> **Written exercise 1**
Could you repeat the part of the gaming-group thread from "## JoeGKushner (Jan" up to and including "or reply here."?

> **Source passage**

# North Side Chicago IL Gamer in Search of Group



## JoeGKushner (Jan 31, 2002)

My 2nd job recently changed my hours so I'm not in synch with my group anymore.

Basically I have Monday night from about 4 PM to 11 PM open on the north side by Evanston/Skokie/Linconwood.


I'm a long term player, since my early teens (in my 30th year now) and enjoy a wide vareity of games as both player and GM.

My last game I was a GM and played in Karathis (Fiery Dragon setting) with point based characters.

E-mail me at joegk@rcnchicago.com or reply here.


----------



## GnomeWorks (Feb 1, 2002)

What kind of game are you interested in?  PBeM (Play By eMail)?  PbP (Play by Post)?


----------



## JoeGKushner (Feb 2, 2002)

I prefer the good old standard, four players around a table with the GM at the head of it.  I've never done mail or post rpgs before.  I figure if I'm down to posting, I might as well surrender to Everquest or Ultima Online. ;-)


----------



## GnomeWorks (Feb 2, 2002)

> *...down to posting...*




Then what are you doing here? 

Seriously though.  The game I'm DMing may have an open spot (one of them expressed an interest in having a magic- or tech-oriented char around).  Check out the various links in my .sig.  What you find may interest you.

Besides, I don't think that you can get any better than PbP - no interruptions whatsoever, you can post when you can, and it can just keep on going.


----------

> **Written exercise 2**
Could you give only the entries below, from the line with "Patent image size: (743, 982)." up to and including the line with "The cross-polarized antenna element 723", as a Markdown table with the columns Number and Line, leaving out blank lines?

> **Records supplied**
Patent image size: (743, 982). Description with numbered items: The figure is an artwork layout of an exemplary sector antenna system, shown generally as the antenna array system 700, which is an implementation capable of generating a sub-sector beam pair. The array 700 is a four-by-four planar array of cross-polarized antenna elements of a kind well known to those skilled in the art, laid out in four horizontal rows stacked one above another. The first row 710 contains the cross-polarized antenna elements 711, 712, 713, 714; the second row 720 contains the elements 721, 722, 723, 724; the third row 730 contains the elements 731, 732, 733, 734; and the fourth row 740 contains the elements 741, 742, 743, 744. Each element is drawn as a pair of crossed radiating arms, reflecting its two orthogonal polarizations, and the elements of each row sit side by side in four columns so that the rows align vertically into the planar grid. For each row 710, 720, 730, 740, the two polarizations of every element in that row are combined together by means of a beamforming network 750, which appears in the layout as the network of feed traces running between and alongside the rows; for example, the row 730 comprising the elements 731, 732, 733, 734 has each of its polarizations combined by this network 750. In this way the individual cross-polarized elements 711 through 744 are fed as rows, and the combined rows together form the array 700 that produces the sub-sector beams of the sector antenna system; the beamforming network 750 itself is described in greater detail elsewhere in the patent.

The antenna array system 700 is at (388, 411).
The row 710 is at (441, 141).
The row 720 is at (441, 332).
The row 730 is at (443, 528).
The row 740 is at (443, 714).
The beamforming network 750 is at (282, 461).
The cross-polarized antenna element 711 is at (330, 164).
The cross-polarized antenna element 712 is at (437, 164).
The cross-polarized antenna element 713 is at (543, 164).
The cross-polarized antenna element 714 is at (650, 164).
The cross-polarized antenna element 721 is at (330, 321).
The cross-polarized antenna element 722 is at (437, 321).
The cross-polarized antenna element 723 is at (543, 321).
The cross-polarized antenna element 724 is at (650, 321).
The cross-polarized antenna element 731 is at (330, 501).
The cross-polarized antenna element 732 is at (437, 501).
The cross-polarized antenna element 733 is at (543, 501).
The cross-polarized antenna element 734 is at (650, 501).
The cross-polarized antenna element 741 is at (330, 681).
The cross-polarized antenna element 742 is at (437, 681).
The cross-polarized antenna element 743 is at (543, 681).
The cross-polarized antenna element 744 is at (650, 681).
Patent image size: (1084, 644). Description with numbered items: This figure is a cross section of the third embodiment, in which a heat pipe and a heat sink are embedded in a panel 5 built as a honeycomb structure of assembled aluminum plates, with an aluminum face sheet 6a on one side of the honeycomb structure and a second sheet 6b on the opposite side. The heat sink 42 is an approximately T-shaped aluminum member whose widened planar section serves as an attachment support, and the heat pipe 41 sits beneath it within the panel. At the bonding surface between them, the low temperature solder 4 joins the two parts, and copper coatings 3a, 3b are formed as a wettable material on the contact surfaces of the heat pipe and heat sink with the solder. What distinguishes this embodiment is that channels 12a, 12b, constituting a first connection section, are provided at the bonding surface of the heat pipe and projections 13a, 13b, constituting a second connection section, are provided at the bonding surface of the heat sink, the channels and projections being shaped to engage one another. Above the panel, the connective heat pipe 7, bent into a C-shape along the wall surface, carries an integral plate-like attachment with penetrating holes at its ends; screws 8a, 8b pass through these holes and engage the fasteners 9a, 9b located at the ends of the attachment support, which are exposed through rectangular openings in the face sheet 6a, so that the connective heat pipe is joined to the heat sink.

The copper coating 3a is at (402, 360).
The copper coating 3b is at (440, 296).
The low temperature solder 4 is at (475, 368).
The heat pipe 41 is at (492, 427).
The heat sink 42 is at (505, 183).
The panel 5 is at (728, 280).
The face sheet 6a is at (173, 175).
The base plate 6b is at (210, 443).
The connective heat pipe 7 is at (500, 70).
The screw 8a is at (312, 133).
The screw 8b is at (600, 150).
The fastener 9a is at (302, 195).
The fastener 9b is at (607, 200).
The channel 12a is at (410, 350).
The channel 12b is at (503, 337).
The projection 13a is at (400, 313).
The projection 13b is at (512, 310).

...

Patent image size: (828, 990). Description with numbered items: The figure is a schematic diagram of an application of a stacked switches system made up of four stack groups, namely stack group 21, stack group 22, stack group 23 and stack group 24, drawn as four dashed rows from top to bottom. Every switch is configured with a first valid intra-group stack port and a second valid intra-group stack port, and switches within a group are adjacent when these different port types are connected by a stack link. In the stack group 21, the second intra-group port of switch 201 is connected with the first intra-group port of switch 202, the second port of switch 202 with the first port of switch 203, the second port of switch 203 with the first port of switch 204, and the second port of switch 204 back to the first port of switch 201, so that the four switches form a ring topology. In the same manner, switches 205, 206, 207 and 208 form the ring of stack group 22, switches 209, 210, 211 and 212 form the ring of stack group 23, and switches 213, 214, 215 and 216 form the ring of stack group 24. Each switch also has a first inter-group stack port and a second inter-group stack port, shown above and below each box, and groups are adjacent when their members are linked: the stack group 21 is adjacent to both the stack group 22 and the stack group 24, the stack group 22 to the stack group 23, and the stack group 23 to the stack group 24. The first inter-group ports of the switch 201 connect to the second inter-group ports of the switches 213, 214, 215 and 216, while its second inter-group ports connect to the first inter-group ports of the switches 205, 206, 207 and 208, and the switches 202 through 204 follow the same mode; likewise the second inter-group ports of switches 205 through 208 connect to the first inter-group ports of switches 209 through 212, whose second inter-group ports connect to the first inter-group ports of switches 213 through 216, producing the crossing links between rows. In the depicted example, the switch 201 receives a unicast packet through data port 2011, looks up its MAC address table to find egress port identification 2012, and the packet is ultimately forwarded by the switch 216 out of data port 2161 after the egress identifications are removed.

> **Full response 1**
## JoeGKushner (Jan 31, 2002)

My 2nd job recently changed my hours so I'm not in synch with my group anymore.

Basically I have Monday night from about 4 PM to 11 PM open on the north side by Evanston/Skokie/Linconwood.


I'm a long term player, since my early teens (in my 30th year now) and enjoy a wide vareity of games as both player and GM.

My last game I was a GM and played in Karathis (Fiery Dragon setting) with point based characters.

E-mail me at joegk@rcnchicago.com or reply here.

> **Full response 2**
| Number | Line |
|---|---|
| 1 | Patent image size: (743, 982). Description with numbered items: The figure is an artwork layout of an exemplary sector antenna system, shown generally as the antenna array system 700, which is an implementation capable of generating a sub-sector beam pair. The array 700 is a four-by-four planar array of cross-polarized antenna elements of a kind well known to those skilled in the art, laid out in four horizontal rows stacked one above another. The first row 710 contains the cross-polarized antenna elements 711, 712, 713, 714; the second row 720 contains the elements 721, 722, 723, 724; the third row 730 contains the elements 731, 732, 733, 734; and the fourth row 740 contains the elements 741, 742, 743, 744. Each element is drawn as a pair of crossed radiating arms, reflecting its two orthogonal polarizations, and the elements of each row sit side by side in four columns so that the rows align vertically into the planar grid. For each row 710, 720, 730, 740, the two polarizations of every element in that row are combined together by means of a beamforming network 750, which appears in the layout as the network of feed traces running between and alongside the rows; for example, the row 730 comprising the elements 731, 732, 733, 734 has each of its polarizations combined by this network 750. In this way the individual cross-polarized elements 711 through 744 are fed as rows, and the combined rows together form the array 700 that produces the sub-sector beams of the sector antenna system; the beamforming network 750 itself is described in greater detail elsewhere in the patent. |
| 2 | The antenna array system 700 is at (388, 411). |
| 3 | The row 710 is at (441, 141). |
| 4 | The row 720 is at (441, 332). |
| 5 | The row 730 is at (443, 528). |
| 6 | The row 740 is at (443, 714). |
| 7 | The beamforming network 750 is at (282, 461). |
| 8 | The cross-polarized antenna element 711 is at (330, 164). |
| 9 | The cross-polarized antenna element 712 is at (437, 164). |
| 10 | The cross-polarized antenna element 713 is at (543, 164). |
| 11 | The cross-polarized antenna element 714 is at (650, 164). |
| 12 | The cross-polarized antenna element 721 is at (330, 321). |
| 13 | The cross-polarized antenna element 722 is at (437, 321). |
| 14 | The cross-polarized antenna element 723 is at (543, 321). |